**Given request:**
Extract the complete data exactly as given.

(Data items)
↓

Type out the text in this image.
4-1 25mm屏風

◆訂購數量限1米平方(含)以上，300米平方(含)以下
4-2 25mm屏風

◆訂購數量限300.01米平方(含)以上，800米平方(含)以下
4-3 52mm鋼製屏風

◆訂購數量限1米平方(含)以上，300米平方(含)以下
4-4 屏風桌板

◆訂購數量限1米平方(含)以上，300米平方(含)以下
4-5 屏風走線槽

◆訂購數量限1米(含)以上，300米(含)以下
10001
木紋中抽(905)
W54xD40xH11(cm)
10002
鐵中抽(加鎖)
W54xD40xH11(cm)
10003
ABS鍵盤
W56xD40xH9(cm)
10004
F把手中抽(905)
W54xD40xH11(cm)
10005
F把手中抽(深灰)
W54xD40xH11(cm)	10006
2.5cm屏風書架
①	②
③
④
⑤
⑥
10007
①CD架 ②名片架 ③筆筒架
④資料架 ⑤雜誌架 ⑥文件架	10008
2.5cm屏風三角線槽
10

↑

**Reply to the exercise:**
Type out the text in this image.
4-1 25mm屏風

◆訂購數量限1米平方(含)以上，300米平方(含)以下
4-2 25mm屏風

◆訂購數量限300.01米平方(含)以上，800米平方(含)以下
4-3 52mm鋼製屏風

◆訂購數量限1米平方(含)以上，300米平方(含)以下
4-4 屏風桌板

◆訂購數量限1米平方(含)以上，300米平方(含)以下
4-5 屏風走線槽

◆訂購數量限1米(含)以上，300米(含)以下
10001
木紋中抽(905)
W54xD40xH11(cm)
10002
鐵中抽(加鎖)
W54xD40xH11(cm)
10003
ABS鍵盤
W56xD40xH9(cm)
10004
F把手中抽(905)
W54xD40xH11(cm)
10005
F把手中抽(深灰)
W54xD40xH11(cm)	10006
2.5cm屏風書架
①	②
③
④
⑤
⑥
10007
①CD架 ②名片架 ③筆筒架
④資料架 ⑤雜誌架 ⑥文件架	10008
2.5cm屏風三角線槽
10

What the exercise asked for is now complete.